━━ DATA SHOWN

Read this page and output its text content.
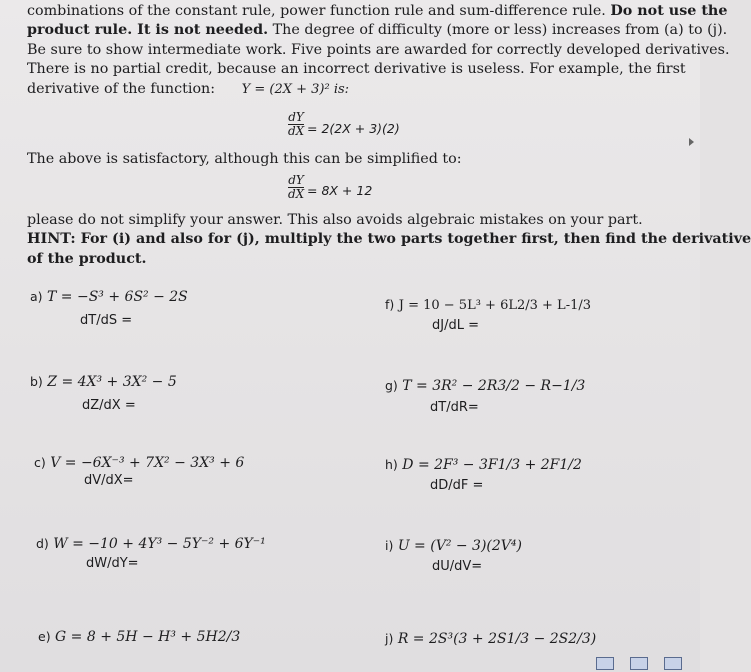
combinations of the constant rule, power function rule and sum-difference rule. Do not use the
product rule. It is not needed. The degree of difficulty (more or less) increases from (a) to (j).
Be sure to show intermediate work. Five points are awarded for correctly developed derivatives.
There is no partial credit, because an incorrect derivative is useless. For example, the first
derivative of the function: Y = (2X + 3)² is:
$\frac{dY}{dX} = 2(2X + 3)(2)$
The above is satisfactory, although this can be simplified to:
$\frac{dY}{dX} = 8X + 12$
please do not simplify your answer. This also avoids algebraic mistakes on your part.
HINT: For (i) and also for (j), multiply the two parts together first, then find the derivative
of the product.
a) T = −S³ + 6S² − 2S
dT/dS =
b) Z = 4X³ + 3X² − 5
dZ/dX =
c) V = −6X⁻³ + 7X² − 3X³ + 6
dV/dX=
d) W = −10 + 4Y³ − 5Y⁻² + 6Y⁻¹
dW/dY=
e) G = 8 + 5H − H³ + 5H2/3
f) J = 10 − 5L³ + 6L2/3 + L-1/3
dJ/dL =
g) T = 3R² − 2R3/2 − R−1/3
dT/dR=
h) D = 2F³ − 3F1/3 + 2F1/2
dD/dF =
i) U = (V² − 3)(2V⁴)
dU/dV=
j) R = 2S³(3 + 2S1/3 − 2S2/3)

━━━━

Reproduce all of the data exactly, omitting each picture it holds.

■ WRITTEN REPLY
Read this page and output its text content.
combinations of the constant rule, power function rule and sum-difference rule. Do not use the
product rule. It is not needed. The degree of difficulty (more or less) increases from (a) to (j).
Be sure to show intermediate work. Five points are awarded for correctly developed derivatives.
There is no partial credit, because an incorrect derivative is useless. For example, the first
derivative of the function: Y = (2X + 3)² is:
$\frac{dY}{dX} = 2(2X + 3)(2)$
The above is satisfactory, although this can be simplified to:
$\frac{dY}{dX} = 8X + 12$
please do not simplify your answer. This also avoids algebraic mistakes on your part.
HINT: For (i) and also for (j), multiply the two parts together first, then find the derivative
of the product.
a) T = −S³ + 6S² − 2S
dT/dS =
b) Z = 4X³ + 3X² − 5
dZ/dX =
c) V = −6X⁻³ + 7X² − 3X³ + 6
dV/dX=
d) W = −10 + 4Y³ − 5Y⁻² + 6Y⁻¹
dW/dY=
e) G = 8 + 5H − H³ + 5H2/3
f) J = 10 − 5L³ + 6L2/3 + L-1/3
dJ/dL =
g) T = 3R² − 2R3/2 − R−1/3
dT/dR=
h) D = 2F³ − 3F1/3 + 2F1/2
dD/dF =
i) U = (V² − 3)(2V⁴)
dU/dV=
j) R = 2S³(3 + 2S1/3 − 2S2/3)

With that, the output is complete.